Examine each line of the data. Copy those that contain the string "JSON".

Start of STORED ROWS

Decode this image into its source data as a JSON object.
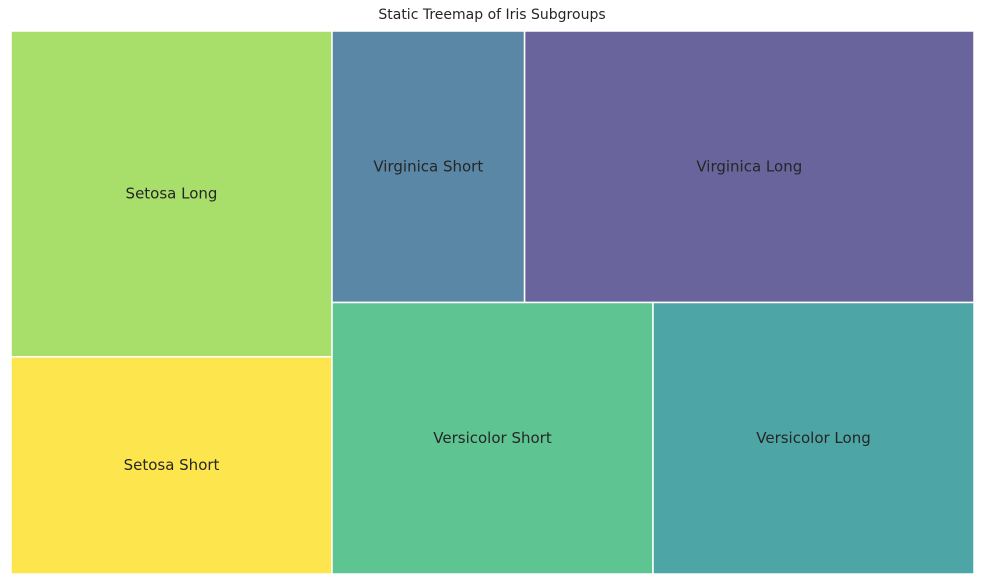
{
  "chart_data": {
    "type": "treemap",
    "title": "Static Treemap of Iris Subgroups",
    "xlabel": "",
    "ylabel": "",
    "axes_visible": false,
    "grid": false,
    "legend": "none",
    "cells": [
      {
        "label": "Setosa Long",
        "value": 30,
        "color": "#a8df6b"
      },
      {
        "label": "Setosa Short",
        "value": 20,
        "color": "#fde64d"
      },
      {
        "label": "Versicolor Short",
        "value": 25,
        "color": "#5ec592"
      },
      {
        "label": "Versicolor Long",
        "value": 25,
        "color": "#4ea5a5"
      },
      {
        "label": "Virginica Short",
        "value": 15,
        "color": "#5a87a5"
      },
      {
        "label": "Virginica Long",
        "value": 35,
        "color": "#6a649c"
      }
    ]
  }
}
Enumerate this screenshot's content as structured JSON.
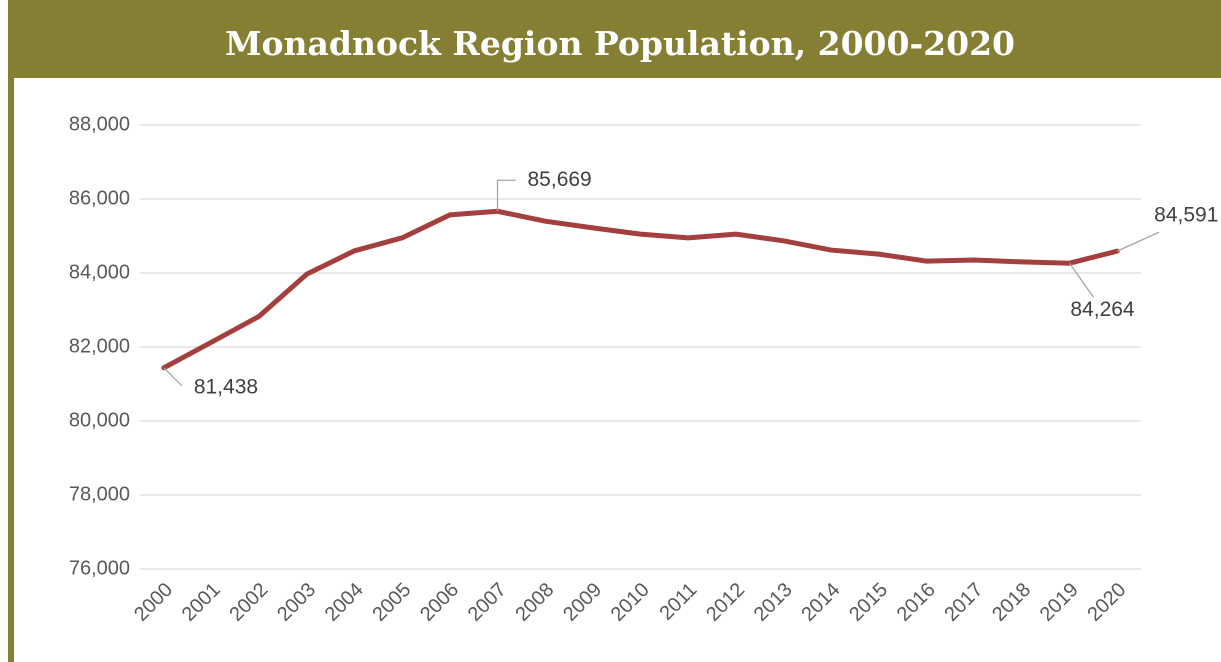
{
  "chart_data": {
    "type": "line",
    "title": "Monadnock Region Population, 2000-2020",
    "categories": [
      "2000",
      "2001",
      "2002",
      "2003",
      "2004",
      "2005",
      "2006",
      "2007",
      "2008",
      "2009",
      "2010",
      "2011",
      "2012",
      "2013",
      "2014",
      "2015",
      "2016",
      "2017",
      "2018",
      "2019",
      "2020"
    ],
    "series": [
      {
        "name": "Population",
        "color": "#a3403e",
        "values": [
          81438,
          82130,
          82830,
          83970,
          84600,
          84950,
          85570,
          85669,
          85400,
          85220,
          85050,
          84950,
          85050,
          84870,
          84620,
          84510,
          84320,
          84350,
          84300,
          84264,
          84591
        ],
        "value_labels": [
          "81,438",
          null,
          null,
          null,
          null,
          null,
          null,
          "85,669",
          null,
          null,
          null,
          null,
          null,
          null,
          null,
          null,
          null,
          null,
          null,
          "84,264",
          "84,591"
        ]
      }
    ],
    "ylim": [
      76000,
      88000
    ],
    "yticks": [
      {
        "value": 76000,
        "label": "76,000"
      },
      {
        "value": 78000,
        "label": "78,000"
      },
      {
        "value": 80000,
        "label": "80,000"
      },
      {
        "value": 82000,
        "label": "82,000"
      },
      {
        "value": 84000,
        "label": "84,000"
      },
      {
        "value": 86000,
        "label": "86,000"
      },
      {
        "value": 88000,
        "label": "88,000"
      }
    ],
    "grid": true
  }
}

End of STORED ROWS

| ANSWER IN FULL |
Decode this image into its source data as a JSON object.
Enumerate this screenshot's content as structured JSON.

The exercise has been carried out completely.